* Directions:
Word for word, set down the records and skip each picture.

--- start of Record extracts ---

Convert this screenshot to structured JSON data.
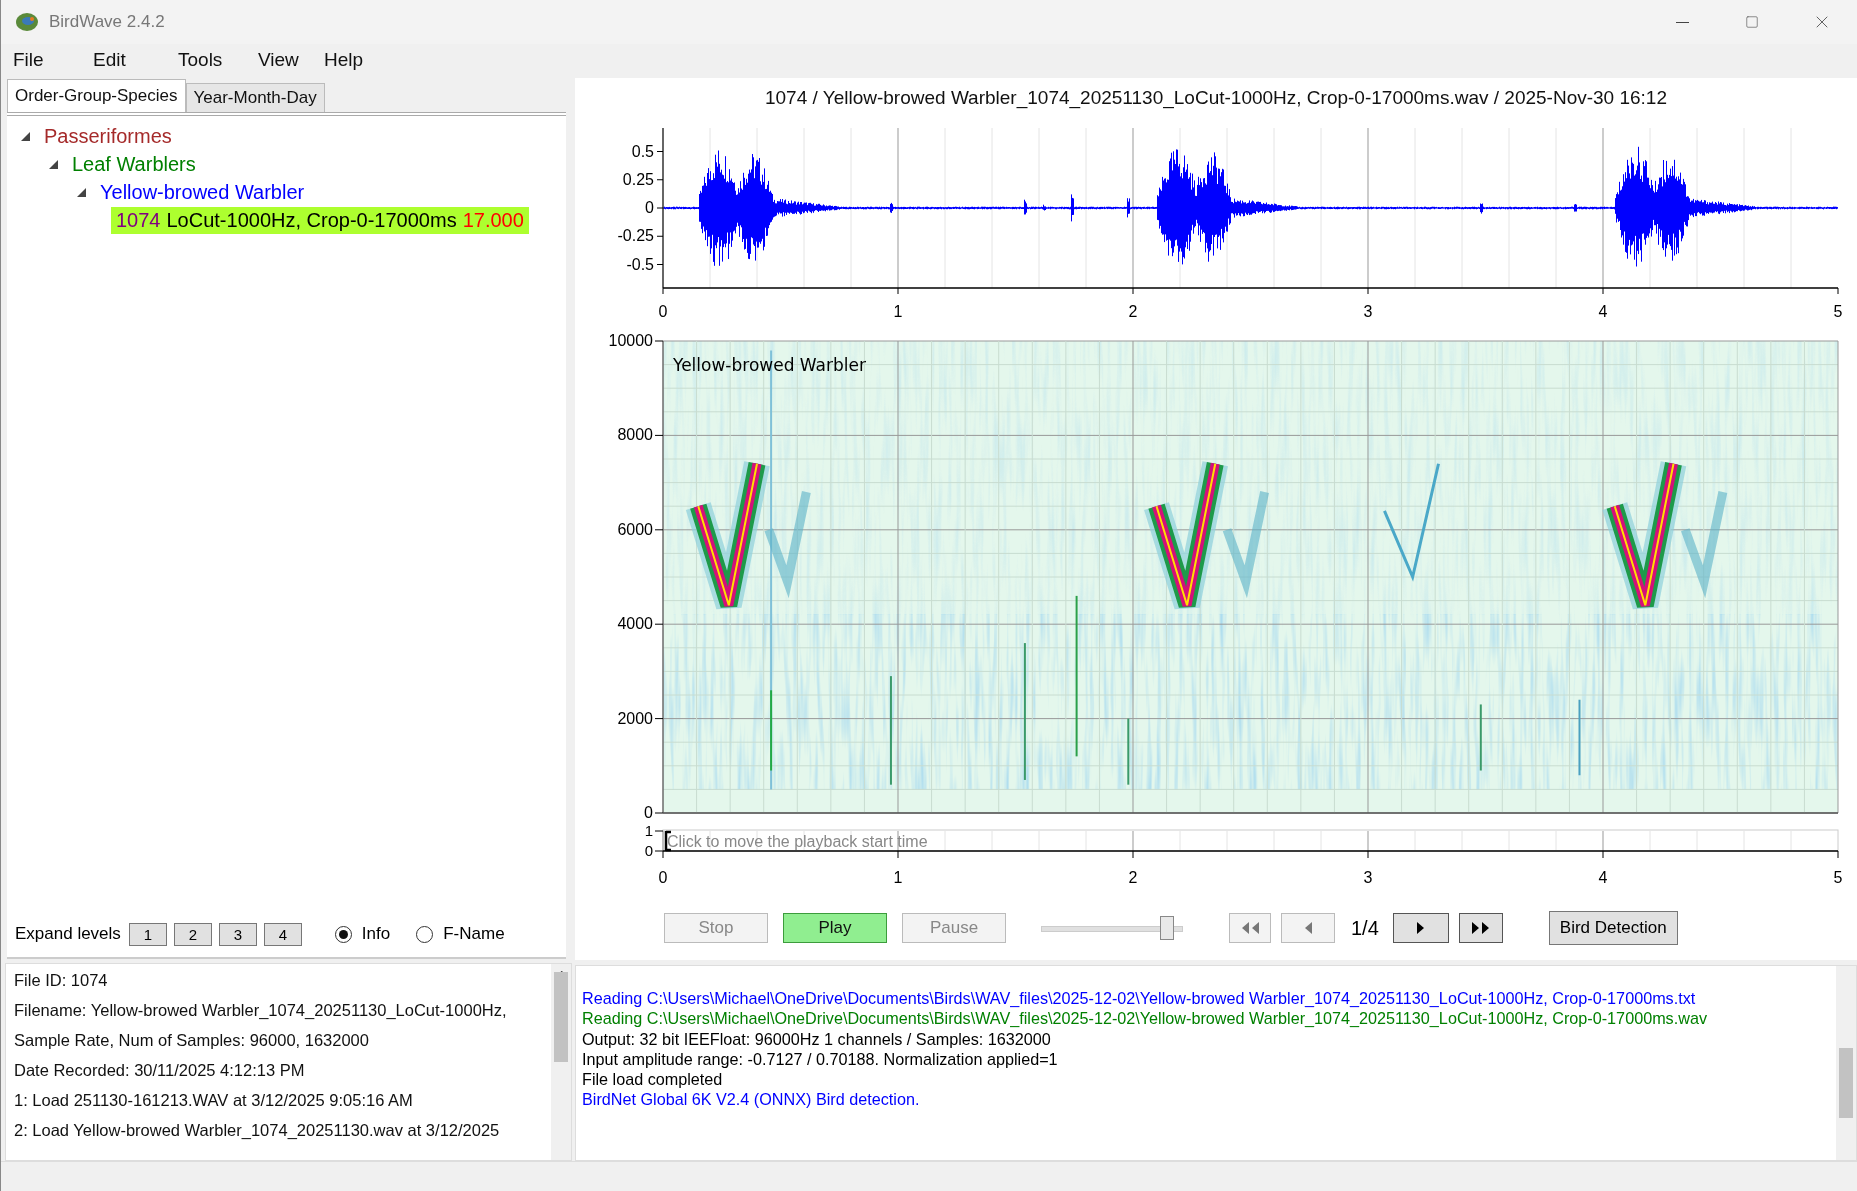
{
  "window": {
    "title": "BirdWave 2.4.2"
  },
  "menu": [
    "File",
    "Edit",
    "Tools",
    "View",
    "Help"
  ],
  "left_panel": {
    "tabs": [
      {
        "label": "Order-Group-Species",
        "selected": true
      },
      {
        "label": "Year-Month-Day",
        "selected": false
      }
    ],
    "tree": [
      {
        "kind": "group",
        "label": "Passeriformes",
        "color": "#a52a2a",
        "expanded": true,
        "children": [
          {
            "kind": "group",
            "label": "Leaf Warblers",
            "color": "#008000",
            "expanded": true,
            "children": [
              {
                "kind": "group",
                "label": "Yellow-browed Warbler",
                "color": "#0000ff",
                "expanded": true,
                "children": [
                  {
                    "kind": "file",
                    "id": "1074",
                    "label": "LoCut-1000Hz, Crop-0-17000ms",
                    "duration": "17.000",
                    "selected": true
                  }
                ]
              }
            ]
          }
        ]
      }
    ],
    "expand_levels": {
      "label": "Expand levels",
      "buttons": [
        "1",
        "2",
        "3",
        "4"
      ]
    },
    "display_mode": [
      {
        "label": "Info",
        "selected": true
      },
      {
        "label": "F-Name",
        "selected": false
      }
    ],
    "info": [
      "File ID: 1074",
      "Filename: Yellow-browed Warbler_1074_20251130_LoCut-1000Hz,",
      "Sample Rate, Num of Samples: 96000, 1632000",
      "Date Recorded:  30/11/2025 4:12:13 PM",
      "1: Load 251130-161213.WAV at 3/12/2025 9:05:16 AM",
      "2: Load Yellow-browed Warbler_1074_20251130.wav at 3/12/2025"
    ]
  },
  "viewer": {
    "title": "1074 / Yellow-browed Warbler_1074_20251130_LoCut-1000Hz, Crop-0-17000ms.wav / 2025-Nov-30 16:12",
    "waveform": {
      "yticks": [
        "0.5",
        "0.25",
        "0",
        "-0.25",
        "-0.5"
      ],
      "xticks": [
        "0",
        "1",
        "2",
        "3",
        "4",
        "5"
      ]
    },
    "spectrogram": {
      "label": "Yellow-browed Warbler",
      "yticks": [
        "10000",
        "8000",
        "6000",
        "4000",
        "2000",
        "0"
      ]
    },
    "playback_strip": {
      "hint": "Click to move the playback start time",
      "yticks": [
        "1",
        "0"
      ],
      "xticks": [
        "0",
        "1",
        "2",
        "3",
        "4",
        "5"
      ]
    },
    "transport": [
      {
        "label": "Stop",
        "active": false,
        "disabled": true
      },
      {
        "label": "Play",
        "active": true,
        "disabled": false
      },
      {
        "label": "Pause",
        "active": false,
        "disabled": true
      }
    ],
    "volume": {
      "level": 0.93
    },
    "navigation": {
      "buttons": [
        {
          "kind": "first",
          "disabled": true
        },
        {
          "kind": "prev",
          "disabled": true
        },
        {
          "kind": "next",
          "disabled": false
        },
        {
          "kind": "last",
          "disabled": false
        }
      ],
      "counter": "1/4"
    },
    "detect_button": "Bird Detection"
  },
  "log": [
    {
      "text": "Reading C:\\Users\\Michael\\OneDrive\\Documents\\Birds\\WAV_files\\2025-12-02\\Yellow-browed Warbler_1074_20251130_LoCut-1000Hz, Crop-0-17000ms.txt",
      "color": "#0000ff"
    },
    {
      "text": "Reading C:\\Users\\Michael\\OneDrive\\Documents\\Birds\\WAV_files\\2025-12-02\\Yellow-browed Warbler_1074_20251130_LoCut-1000Hz, Crop-0-17000ms.wav",
      "color": "#008000"
    },
    {
      "text": "Output: 32 bit IEEFloat: 96000Hz 1 channels / Samples: 1632000",
      "color": "#000000"
    },
    {
      "text": "Input amplitude range: -0.7127 / 0.70188. Normalization applied=1",
      "color": "#000000"
    },
    {
      "text": "File load completed",
      "color": "#000000"
    },
    {
      "text": "BirdNet Global 6K V2.4 (ONNX) Bird detection.",
      "color": "#0000ff"
    }
  ]
}
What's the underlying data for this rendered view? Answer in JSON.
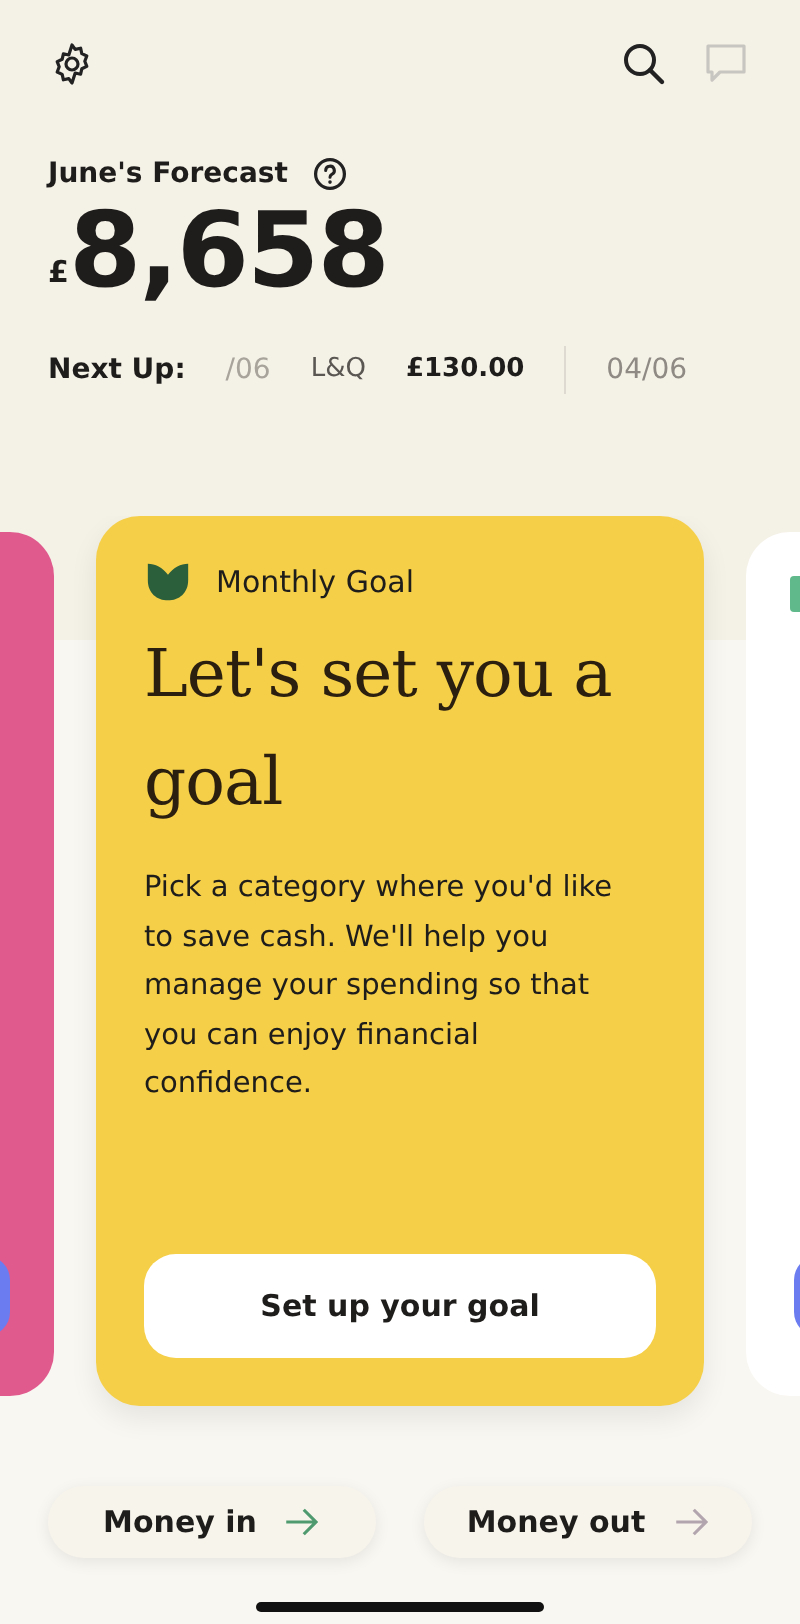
{
  "header": {
    "forecast_label": "June's Forecast",
    "currency": "£",
    "amount": "8,658"
  },
  "next_up": {
    "label": "Next Up:",
    "items": [
      {
        "date": "/06",
        "payee": "L&Q",
        "amount": "£130.00",
        "faded": true
      },
      {
        "date": "04/06",
        "faded": false
      }
    ]
  },
  "cards": [
    {
      "kind": "peek-left",
      "color": "#e05a8e"
    },
    {
      "kind": "goal",
      "color": "#f5cf47",
      "tag": "Monthly Goal",
      "title": "Let's set you a goal",
      "body": "Pick a category where you'd like to save cash. We'll help you manage your spending so that you can enjoy financial confidence.",
      "button": "Set up your goal"
    },
    {
      "kind": "peek-right",
      "color": "#ffffff"
    }
  ],
  "actions": [
    {
      "label": "Money in",
      "color": "#4f9a6e"
    },
    {
      "label": "Money out",
      "color": "#b3a5ad"
    }
  ]
}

--- end of Record extracts ---

* Answer to the problem:
Convert this screenshot to structured JSON data.
{
  "window": {
    "title": "BirdWave 2.4.2"
  },
  "menu": [
    "File",
    "Edit",
    "Tools",
    "View",
    "Help"
  ],
  "left_panel": {
    "tabs": [
      {
        "label": "Order-Group-Species",
        "selected": true
      },
      {
        "label": "Year-Month-Day",
        "selected": false
      }
    ],
    "tree": [
      {
        "kind": "group",
        "label": "Passeriformes",
        "color": "#a52a2a",
        "expanded": true,
        "children": [
          {
            "kind": "group",
            "label": "Leaf Warblers",
            "color": "#008000",
            "expanded": true,
            "children": [
              {
                "kind": "group",
                "label": "Yellow-browed Warbler",
                "color": "#0000ff",
                "expanded": true,
                "children": [
                  {
                    "kind": "file",
                    "id": "1074",
                    "label": "LoCut-1000Hz, Crop-0-17000ms",
                    "duration": "17.000",
                    "selected": true
                  }
                ]
              }
            ]
          }
        ]
      }
    ],
    "expand_levels": {
      "label": "Expand levels",
      "buttons": [
        "1",
        "2",
        "3",
        "4"
      ]
    },
    "display_mode": [
      {
        "label": "Info",
        "selected": true
      },
      {
        "label": "F-Name",
        "selected": false
      }
    ],
    "info": [
      "File ID: 1074",
      "Filename: Yellow-browed Warbler_1074_20251130_LoCut-1000Hz,",
      "Sample Rate, Num of Samples: 96000, 1632000",
      "Date Recorded:  30/11/2025 4:12:13 PM",
      "1: Load 251130-161213.WAV at 3/12/2025 9:05:16 AM",
      "2: Load Yellow-browed Warbler_1074_20251130.wav at 3/12/2025"
    ]
  },
  "viewer": {
    "title": "1074 / Yellow-browed Warbler_1074_20251130_LoCut-1000Hz, Crop-0-17000ms.wav / 2025-Nov-30 16:12",
    "waveform": {
      "yticks": [
        "0.5",
        "0.25",
        "0",
        "-0.25",
        "-0.5"
      ],
      "xticks": [
        "0",
        "1",
        "2",
        "3",
        "4",
        "5"
      ]
    },
    "spectrogram": {
      "label": "Yellow-browed Warbler",
      "yticks": [
        "10000",
        "8000",
        "6000",
        "4000",
        "2000",
        "0"
      ]
    },
    "playback_strip": {
      "hint": "Click to move the playback start time",
      "yticks": [
        "1",
        "0"
      ],
      "xticks": [
        "0",
        "1",
        "2",
        "3",
        "4",
        "5"
      ]
    },
    "transport": [
      {
        "label": "Stop",
        "active": false,
        "disabled": true
      },
      {
        "label": "Play",
        "active": true,
        "disabled": false
      },
      {
        "label": "Pause",
        "active": false,
        "disabled": true
      }
    ],
    "volume": {
      "level": 0.93
    },
    "navigation": {
      "buttons": [
        {
          "kind": "first",
          "disabled": true
        },
        {
          "kind": "prev",
          "disabled": true
        },
        {
          "kind": "next",
          "disabled": false
        },
        {
          "kind": "last",
          "disabled": false
        }
      ],
      "counter": "1/4"
    },
    "detect_button": "Bird Detection"
  },
  "log": [
    {
      "text": "Reading C:\\Users\\Michael\\OneDrive\\Documents\\Birds\\WAV_files\\2025-12-02\\Yellow-browed Warbler_1074_20251130_LoCut-1000Hz, Crop-0-17000ms.txt",
      "color": "#0000ff"
    },
    {
      "text": "Reading C:\\Users\\Michael\\OneDrive\\Documents\\Birds\\WAV_files\\2025-12-02\\Yellow-browed Warbler_1074_20251130_LoCut-1000Hz, Crop-0-17000ms.wav",
      "color": "#008000"
    },
    {
      "text": "Output: 32 bit IEEFloat: 96000Hz 1 channels / Samples: 1632000",
      "color": "#000000"
    },
    {
      "text": "Input amplitude range: -0.7127 / 0.70188. Normalization applied=1",
      "color": "#000000"
    },
    {
      "text": "File load completed",
      "color": "#000000"
    },
    {
      "text": "BirdNet Global 6K V2.4 (ONNX) Bird detection.",
      "color": "#0000ff"
    }
  ]
}
What's the underlying data for this rendered view? Answer in JSON.
{
  "header": {
    "forecast_label": "June's Forecast",
    "currency": "£",
    "amount": "8,658"
  },
  "next_up": {
    "label": "Next Up:",
    "items": [
      {
        "date": "/06",
        "payee": "L&Q",
        "amount": "£130.00",
        "faded": true
      },
      {
        "date": "04/06",
        "faded": false
      }
    ]
  },
  "cards": [
    {
      "kind": "peek-left",
      "color": "#e05a8e"
    },
    {
      "kind": "goal",
      "color": "#f5cf47",
      "tag": "Monthly Goal",
      "title": "Let's set you a goal",
      "body": "Pick a category where you'd like to save cash. We'll help you manage your spending so that you can enjoy financial confidence.",
      "button": "Set up your goal"
    },
    {
      "kind": "peek-right",
      "color": "#ffffff"
    }
  ],
  "actions": [
    {
      "label": "Money in",
      "color": "#4f9a6e"
    },
    {
      "label": "Money out",
      "color": "#b3a5ad"
    }
  ]
}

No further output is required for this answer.